Dataset items:
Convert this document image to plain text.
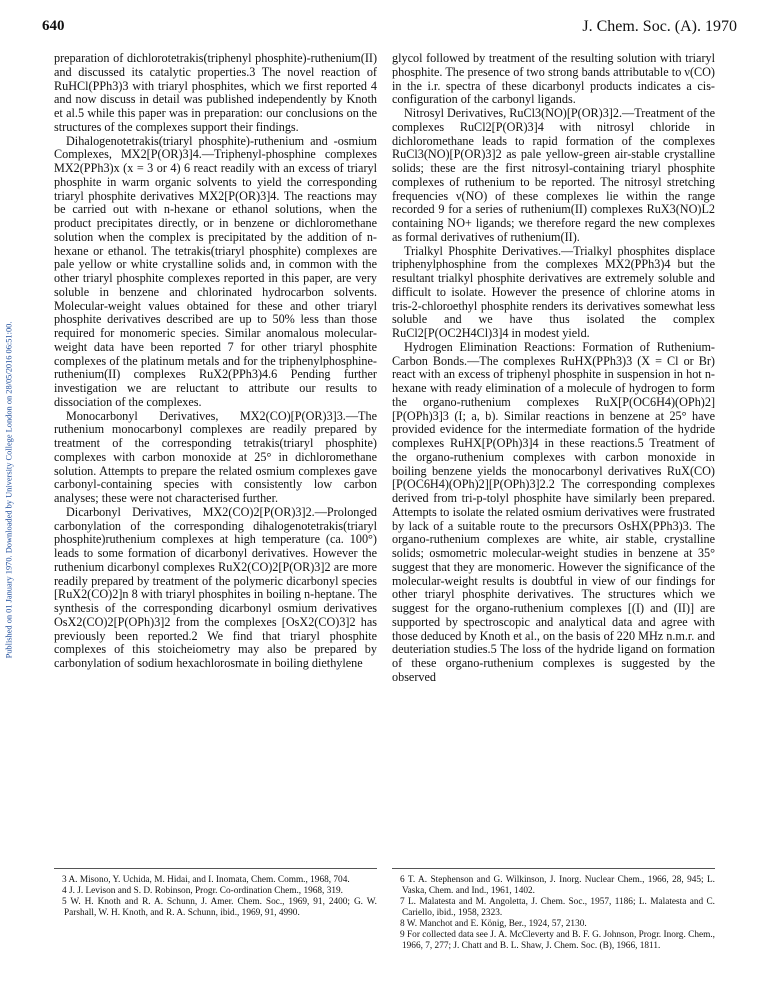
640	J. Chem. Soc. (A). 1970
Published on 01 January 1970. Downloaded by University College London on 28/05/2016 06:51:00.

preparation of dichlorotetrakis(triphenyl phosphite)-ruthenium(II) and discussed its catalytic properties.3 The novel reaction of RuHCl(PPh3)3 with triaryl phosphites, which we first reported 4 and now discuss in detail was published independently by Knoth et al.5 while this paper was in preparation: our conclusions on the structures of the complexes support their findings.

Dihalogenotetrakis(triaryl phosphite)-ruthenium and -osmium Complexes, MX2[P(OR)3]4.—Triphenyl-phosphine complexes MX2(PPh3)x (x = 3 or 4) 6 react readily with an excess of triaryl phosphite in warm organic solvents to yield the corresponding triaryl phosphite derivatives MX2[P(OR)3]4. The reactions may be carried out with n-hexane or ethanol solutions, when the product precipitates directly, or in benzene or dichloromethane solution when the complex is precipitated by the addition of n-hexane or ethanol. The tetrakis(triaryl phosphite) complexes are pale yellow or white crystalline solids and, in common with the other triaryl phosphite complexes reported in this paper, are very soluble in benzene and chlorinated hydrocarbon solvents. Molecular-weight values obtained for these and other triaryl phosphite derivatives described are up to 50% less than those required for monomeric species. Similar anomalous molecular-weight data have been reported 7 for other triaryl phosphite complexes of the platinum metals and for the triphenylphosphine-ruthenium(II) complexes RuX2(PPh3)4.6 Pending further investigation we are reluctant to attribute our results to dissociation of the complexes.

Monocarbonyl Derivatives, MX2(CO)[P(OR)3]3.—The ruthenium monocarbonyl complexes are readily prepared by treatment of the corresponding tetrakis(triaryl phosphite) complexes with carbon monoxide at 25° in dichloromethane solution. Attempts to prepare the related osmium complexes gave carbonyl-containing species with consistently low carbon analyses; these were not characterised further.

Dicarbonyl Derivatives, MX2(CO)2[P(OR)3]2.—Prolonged carbonylation of the corresponding dihalogenotetrakis(triaryl phosphite)ruthenium complexes at high temperature (ca. 100°) leads to some formation of dicarbonyl derivatives. However the ruthenium dicarbonyl complexes RuX2(CO)2[P(OR)3]2 are more readily prepared by treatment of the polymeric dicarbonyl species [RuX2(CO)2]n 8 with triaryl phosphites in boiling n-heptane. The synthesis of the corresponding dicarbonyl osmium derivatives OsX2(CO)2[P(OPh)3]2 from the complexes [OsX2(CO)3]2 has previously been reported.2 We find that triaryl phosphite complexes of this stoicheiometry may also be prepared by carbonylation of sodium hexachlorosmate in boiling diethylene

glycol followed by treatment of the resulting solution with triaryl phosphite. The presence of two strong bands attributable to ν(CO) in the i.r. spectra of these dicarbonyl products indicates a cis-configuration of the carbonyl ligands.

Nitrosyl Derivatives, RuCl3(NO)[P(OR)3]2.—Treatment of the complexes RuCl2[P(OR)3]4 with nitrosyl chloride in dichloromethane leads to rapid formation of the complexes RuCl3(NO)[P(OR)3]2 as pale yellow-green air-stable crystalline solids; these are the first nitrosyl-containing triaryl phosphite complexes of ruthenium to be reported. The nitrosyl stretching frequencies ν(NO) of these complexes lie within the range recorded 9 for a series of ruthenium(II) complexes RuX3(NO)L2 containing NO+ ligands; we therefore regard the new complexes as formal derivatives of ruthenium(II).

Trialkyl Phosphite Derivatives.—Trialkyl phosphites displace triphenylphosphine from the complexes MX2(PPh3)4 but the resultant trialkyl phosphite derivatives are extremely soluble and difficult to isolate. However the presence of chlorine atoms in tris-2-chloroethyl phosphite renders its derivatives somewhat less soluble and we have thus isolated the complex RuCl2[P(OC2H4Cl)3]4 in modest yield.

Hydrogen Elimination Reactions: Formation of Ruthenium-Carbon Bonds.—The complexes RuHX(PPh3)3 (X = Cl or Br) react with an excess of triphenyl phosphite in suspension in hot n-hexane with ready elimination of a molecule of hydrogen to form the organo-ruthenium complexes RuX[P(OC6H4)(OPh)2][P(OPh)3]3 (I; a, b). Similar reactions in benzene at 25° have provided evidence for the intermediate formation of the hydride complexes RuHX[P(OPh)3]4 in these reactions.5 Treatment of the organo-ruthenium complexes with carbon monoxide in boiling benzene yields the monocarbonyl derivatives RuX(CO)[P(OC6H4)(OPh)2][P(OPh)3]2.2 The corresponding complexes derived from tri-p-tolyl phosphite have similarly been prepared. Attempts to isolate the related osmium derivatives were frustrated by lack of a suitable route to the precursors OsHX(PPh3)3. The organo-ruthenium complexes are white, air stable, crystalline solids; osmometric molecular-weight studies in benzene at 35° suggest that they are monomeric. However the significance of the molecular-weight results is doubtful in view of our findings for other triaryl phosphite derivatives. The structures which we suggest for the organo-ruthenium complexes [(I) and (II)] are supported by spectroscopic and analytical data and agree with those deduced by Knoth et al., on the basis of 220 MHz n.m.r. and deuteriation studies.5 The loss of the hydride ligand on formation of these organo-ruthenium complexes is suggested by the observed

3 A. Misono, Y. Uchida, M. Hidai, and I. Inomata, Chem. Comm., 1968, 704.

4 J. J. Levison and S. D. Robinson, Progr. Co-ordination Chem., 1968, 319.

5 W. H. Knoth and R. A. Schunn, J. Amer. Chem. Soc., 1969, 91, 2400; G. W. Parshall, W. H. Knoth, and R. A. Schunn, ibid., 1969, 91, 4990.

6 T. A. Stephenson and G. Wilkinson, J. Inorg. Nuclear Chem., 1966, 28, 945; L. Vaska, Chem. and Ind., 1961, 1402.

7 L. Malatesta and M. Angoletta, J. Chem. Soc., 1957, 1186; L. Malatesta and C. Cariello, ibid., 1958, 2323.

8 W. Manchot and E. König, Ber., 1924, 57, 2130.

9 For collected data see J. A. McCleverty and B. F. G. Johnson, Progr. Inorg. Chem., 1966, 7, 277; J. Chatt and B. L. Shaw, J. Chem. Soc. (B), 1966, 1811.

EXERCISE PROMPT: Leave the images out, please, and restate each line word for word.

PROBLEM SOLUTION:
Convert this document image to plain text.
640	J. Chem. Soc. (A). 1970
Published on 01 January 1970. Downloaded by University College London on 28/05/2016 06:51:00.

preparation of dichlorotetrakis(triphenyl phosphite)-ruthenium(II) and discussed its catalytic properties.3 The novel reaction of RuHCl(PPh3)3 with triaryl phosphites, which we first reported 4 and now discuss in detail was published independently by Knoth et al.5 while this paper was in preparation: our conclusions on the structures of the complexes support their findings.

Dihalogenotetrakis(triaryl phosphite)-ruthenium and -osmium Complexes, MX2[P(OR)3]4.—Triphenyl-phosphine complexes MX2(PPh3)x (x = 3 or 4) 6 react readily with an excess of triaryl phosphite in warm organic solvents to yield the corresponding triaryl phosphite derivatives MX2[P(OR)3]4. The reactions may be carried out with n-hexane or ethanol solutions, when the product precipitates directly, or in benzene or dichloromethane solution when the complex is precipitated by the addition of n-hexane or ethanol. The tetrakis(triaryl phosphite) complexes are pale yellow or white crystalline solids and, in common with the other triaryl phosphite complexes reported in this paper, are very soluble in benzene and chlorinated hydrocarbon solvents. Molecular-weight values obtained for these and other triaryl phosphite derivatives described are up to 50% less than those required for monomeric species. Similar anomalous molecular-weight data have been reported 7 for other triaryl phosphite complexes of the platinum metals and for the triphenylphosphine-ruthenium(II) complexes RuX2(PPh3)4.6 Pending further investigation we are reluctant to attribute our results to dissociation of the complexes.

Monocarbonyl Derivatives, MX2(CO)[P(OR)3]3.—The ruthenium monocarbonyl complexes are readily prepared by treatment of the corresponding tetrakis(triaryl phosphite) complexes with carbon monoxide at 25° in dichloromethane solution. Attempts to prepare the related osmium complexes gave carbonyl-containing species with consistently low carbon analyses; these were not characterised further.

Dicarbonyl Derivatives, MX2(CO)2[P(OR)3]2.—Prolonged carbonylation of the corresponding dihalogenotetrakis(triaryl phosphite)ruthenium complexes at high temperature (ca. 100°) leads to some formation of dicarbonyl derivatives. However the ruthenium dicarbonyl complexes RuX2(CO)2[P(OR)3]2 are more readily prepared by treatment of the polymeric dicarbonyl species [RuX2(CO)2]n 8 with triaryl phosphites in boiling n-heptane. The synthesis of the corresponding dicarbonyl osmium derivatives OsX2(CO)2[P(OPh)3]2 from the complexes [OsX2(CO)3]2 has previously been reported.2 We find that triaryl phosphite complexes of this stoicheiometry may also be prepared by carbonylation of sodium hexachlorosmate in boiling diethylene

glycol followed by treatment of the resulting solution with triaryl phosphite. The presence of two strong bands attributable to ν(CO) in the i.r. spectra of these dicarbonyl products indicates a cis-configuration of the carbonyl ligands.

Nitrosyl Derivatives, RuCl3(NO)[P(OR)3]2.—Treatment of the complexes RuCl2[P(OR)3]4 with nitrosyl chloride in dichloromethane leads to rapid formation of the complexes RuCl3(NO)[P(OR)3]2 as pale yellow-green air-stable crystalline solids; these are the first nitrosyl-containing triaryl phosphite complexes of ruthenium to be reported. The nitrosyl stretching frequencies ν(NO) of these complexes lie within the range recorded 9 for a series of ruthenium(II) complexes RuX3(NO)L2 containing NO+ ligands; we therefore regard the new complexes as formal derivatives of ruthenium(II).

Trialkyl Phosphite Derivatives.—Trialkyl phosphites displace triphenylphosphine from the complexes MX2(PPh3)4 but the resultant trialkyl phosphite derivatives are extremely soluble and difficult to isolate. However the presence of chlorine atoms in tris-2-chloroethyl phosphite renders its derivatives somewhat less soluble and we have thus isolated the complex RuCl2[P(OC2H4Cl)3]4 in modest yield.

Hydrogen Elimination Reactions: Formation of Ruthenium-Carbon Bonds.—The complexes RuHX(PPh3)3 (X = Cl or Br) react with an excess of triphenyl phosphite in suspension in hot n-hexane with ready elimination of a molecule of hydrogen to form the organo-ruthenium complexes RuX[P(OC6H4)(OPh)2][P(OPh)3]3 (I; a, b). Similar reactions in benzene at 25° have provided evidence for the intermediate formation of the hydride complexes RuHX[P(OPh)3]4 in these reactions.5 Treatment of the organo-ruthenium complexes with carbon monoxide in boiling benzene yields the monocarbonyl derivatives RuX(CO)[P(OC6H4)(OPh)2][P(OPh)3]2.2 The corresponding complexes derived from tri-p-tolyl phosphite have similarly been prepared. Attempts to isolate the related osmium derivatives were frustrated by lack of a suitable route to the precursors OsHX(PPh3)3. The organo-ruthenium complexes are white, air stable, crystalline solids; osmometric molecular-weight studies in benzene at 35° suggest that they are monomeric. However the significance of the molecular-weight results is doubtful in view of our findings for other triaryl phosphite derivatives. The structures which we suggest for the organo-ruthenium complexes [(I) and (II)] are supported by spectroscopic and analytical data and agree with those deduced by Knoth et al., on the basis of 220 MHz n.m.r. and deuteriation studies.5 The loss of the hydride ligand on formation of these organo-ruthenium complexes is suggested by the observed

3 A. Misono, Y. Uchida, M. Hidai, and I. Inomata, Chem. Comm., 1968, 704.

4 J. J. Levison and S. D. Robinson, Progr. Co-ordination Chem., 1968, 319.

5 W. H. Knoth and R. A. Schunn, J. Amer. Chem. Soc., 1969, 91, 2400; G. W. Parshall, W. H. Knoth, and R. A. Schunn, ibid., 1969, 91, 4990.

6 T. A. Stephenson and G. Wilkinson, J. Inorg. Nuclear Chem., 1966, 28, 945; L. Vaska, Chem. and Ind., 1961, 1402.

7 L. Malatesta and M. Angoletta, J. Chem. Soc., 1957, 1186; L. Malatesta and C. Cariello, ibid., 1958, 2323.

8 W. Manchot and E. König, Ber., 1924, 57, 2130.

9 For collected data see J. A. McCleverty and B. F. G. Johnson, Progr. Inorg. Chem., 1966, 7, 277; J. Chatt and B. L. Shaw, J. Chem. Soc. (B), 1966, 1811.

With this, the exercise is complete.